◆ WRITTEN PROBLEM ◆
Reproduce the listing verbatim.

Start DATA LINES

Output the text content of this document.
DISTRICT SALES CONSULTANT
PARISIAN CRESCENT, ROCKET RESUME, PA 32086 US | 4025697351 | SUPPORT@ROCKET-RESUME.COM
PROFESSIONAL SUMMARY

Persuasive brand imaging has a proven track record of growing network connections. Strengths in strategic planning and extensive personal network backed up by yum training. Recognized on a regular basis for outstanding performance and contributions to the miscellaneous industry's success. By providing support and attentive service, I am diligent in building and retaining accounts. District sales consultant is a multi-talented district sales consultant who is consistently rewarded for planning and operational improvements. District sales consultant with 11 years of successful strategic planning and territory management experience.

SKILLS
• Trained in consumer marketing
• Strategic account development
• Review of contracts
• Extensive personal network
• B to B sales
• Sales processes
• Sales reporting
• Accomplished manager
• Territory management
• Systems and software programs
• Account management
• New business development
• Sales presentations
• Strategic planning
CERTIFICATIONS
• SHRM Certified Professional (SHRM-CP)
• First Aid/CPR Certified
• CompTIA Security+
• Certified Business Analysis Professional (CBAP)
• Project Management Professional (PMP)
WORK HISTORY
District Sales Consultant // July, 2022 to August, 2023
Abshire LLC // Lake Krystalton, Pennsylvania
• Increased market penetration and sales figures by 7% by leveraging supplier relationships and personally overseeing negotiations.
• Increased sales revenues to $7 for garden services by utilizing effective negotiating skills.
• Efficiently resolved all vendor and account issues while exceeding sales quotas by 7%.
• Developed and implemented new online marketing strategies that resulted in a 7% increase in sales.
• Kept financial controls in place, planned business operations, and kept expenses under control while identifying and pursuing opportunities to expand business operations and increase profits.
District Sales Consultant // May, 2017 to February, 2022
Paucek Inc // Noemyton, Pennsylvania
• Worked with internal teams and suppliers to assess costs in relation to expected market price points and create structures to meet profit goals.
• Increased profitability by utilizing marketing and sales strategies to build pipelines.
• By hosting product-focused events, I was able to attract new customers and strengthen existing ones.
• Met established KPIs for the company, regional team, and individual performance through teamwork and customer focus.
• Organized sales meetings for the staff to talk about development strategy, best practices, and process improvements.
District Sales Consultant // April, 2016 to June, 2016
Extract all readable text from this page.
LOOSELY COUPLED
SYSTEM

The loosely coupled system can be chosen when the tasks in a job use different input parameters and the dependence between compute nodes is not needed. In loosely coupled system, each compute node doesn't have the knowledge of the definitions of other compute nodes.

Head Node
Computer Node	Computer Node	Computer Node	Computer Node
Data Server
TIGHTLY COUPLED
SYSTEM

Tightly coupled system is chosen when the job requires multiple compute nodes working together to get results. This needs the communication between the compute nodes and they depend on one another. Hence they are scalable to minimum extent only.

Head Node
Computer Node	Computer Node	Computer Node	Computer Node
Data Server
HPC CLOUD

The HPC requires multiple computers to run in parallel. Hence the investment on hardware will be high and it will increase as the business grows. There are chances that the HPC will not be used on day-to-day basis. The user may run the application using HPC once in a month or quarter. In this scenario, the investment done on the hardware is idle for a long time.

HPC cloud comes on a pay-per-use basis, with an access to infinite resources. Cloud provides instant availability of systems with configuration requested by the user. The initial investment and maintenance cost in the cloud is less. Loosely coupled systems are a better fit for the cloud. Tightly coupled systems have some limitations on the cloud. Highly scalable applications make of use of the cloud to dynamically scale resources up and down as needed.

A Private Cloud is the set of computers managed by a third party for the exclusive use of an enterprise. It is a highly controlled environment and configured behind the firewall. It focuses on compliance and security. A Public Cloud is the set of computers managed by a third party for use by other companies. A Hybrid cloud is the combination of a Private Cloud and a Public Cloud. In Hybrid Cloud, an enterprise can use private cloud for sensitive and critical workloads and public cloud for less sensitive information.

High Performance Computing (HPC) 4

End DATA LINES

◆ THE COMPLETED TASK ◆
Output the text content of this document.
DISTRICT SALES CONSULTANT
PARISIAN CRESCENT, ROCKET RESUME, PA 32086 US | 4025697351 | SUPPORT@ROCKET-RESUME.COM
PROFESSIONAL SUMMARY

Persuasive brand imaging has a proven track record of growing network connections. Strengths in strategic planning and extensive personal network backed up by yum training. Recognized on a regular basis for outstanding performance and contributions to the miscellaneous industry's success. By providing support and attentive service, I am diligent in building and retaining accounts. District sales consultant is a multi-talented district sales consultant who is consistently rewarded for planning and operational improvements. District sales consultant with 11 years of successful strategic planning and territory management experience.

SKILLS
• Trained in consumer marketing
• Strategic account development
• Review of contracts
• Extensive personal network
• B to B sales
• Sales processes
• Sales reporting
• Accomplished manager
• Territory management
• Systems and software programs
• Account management
• New business development
• Sales presentations
• Strategic planning
CERTIFICATIONS
• SHRM Certified Professional (SHRM-CP)
• First Aid/CPR Certified
• CompTIA Security+
• Certified Business Analysis Professional (CBAP)
• Project Management Professional (PMP)
WORK HISTORY
District Sales Consultant // July, 2022 to August, 2023
Abshire LLC // Lake Krystalton, Pennsylvania
• Increased market penetration and sales figures by 7% by leveraging supplier relationships and personally overseeing negotiations.
• Increased sales revenues to $7 for garden services by utilizing effective negotiating skills.
• Efficiently resolved all vendor and account issues while exceeding sales quotas by 7%.
• Developed and implemented new online marketing strategies that resulted in a 7% increase in sales.
• Kept financial controls in place, planned business operations, and kept expenses under control while identifying and pursuing opportunities to expand business operations and increase profits.
District Sales Consultant // May, 2017 to February, 2022
Paucek Inc // Noemyton, Pennsylvania
• Worked with internal teams and suppliers to assess costs in relation to expected market price points and create structures to meet profit goals.
• Increased profitability by utilizing marketing and sales strategies to build pipelines.
• By hosting product-focused events, I was able to attract new customers and strengthen existing ones.
• Met established KPIs for the company, regional team, and individual performance through teamwork and customer focus.
• Organized sales meetings for the staff to talk about development strategy, best practices, and process improvements.
District Sales Consultant // April, 2016 to June, 2016
Extract all readable text from this page.
LOOSELY COUPLED
SYSTEM

The loosely coupled system can be chosen when the tasks in a job use different input parameters and the dependence between compute nodes is not needed. In loosely coupled system, each compute node doesn't have the knowledge of the definitions of other compute nodes.

Head Node
Computer Node	Computer Node	Computer Node	Computer Node
Data Server
TIGHTLY COUPLED
SYSTEM

Tightly coupled system is chosen when the job requires multiple compute nodes working together to get results. This needs the communication between the compute nodes and they depend on one another. Hence they are scalable to minimum extent only.

Head Node
Computer Node	Computer Node	Computer Node	Computer Node
Data Server
HPC CLOUD

The HPC requires multiple computers to run in parallel. Hence the investment on hardware will be high and it will increase as the business grows. There are chances that the HPC will not be used on day-to-day basis. The user may run the application using HPC once in a month or quarter. In this scenario, the investment done on the hardware is idle for a long time.

HPC cloud comes on a pay-per-use basis, with an access to infinite resources. Cloud provides instant availability of systems with configuration requested by the user. The initial investment and maintenance cost in the cloud is less. Loosely coupled systems are a better fit for the cloud. Tightly coupled systems have some limitations on the cloud. Highly scalable applications make of use of the cloud to dynamically scale resources up and down as needed.

A Private Cloud is the set of computers managed by a third party for the exclusive use of an enterprise. It is a highly controlled environment and configured behind the firewall. It focuses on compliance and security. A Public Cloud is the set of computers managed by a third party for use by other companies. A Hybrid cloud is the combination of a Private Cloud and a Public Cloud. In Hybrid Cloud, an enterprise can use private cloud for sensitive and critical workloads and public cloud for less sensitive information.

High Performance Computing (HPC) 4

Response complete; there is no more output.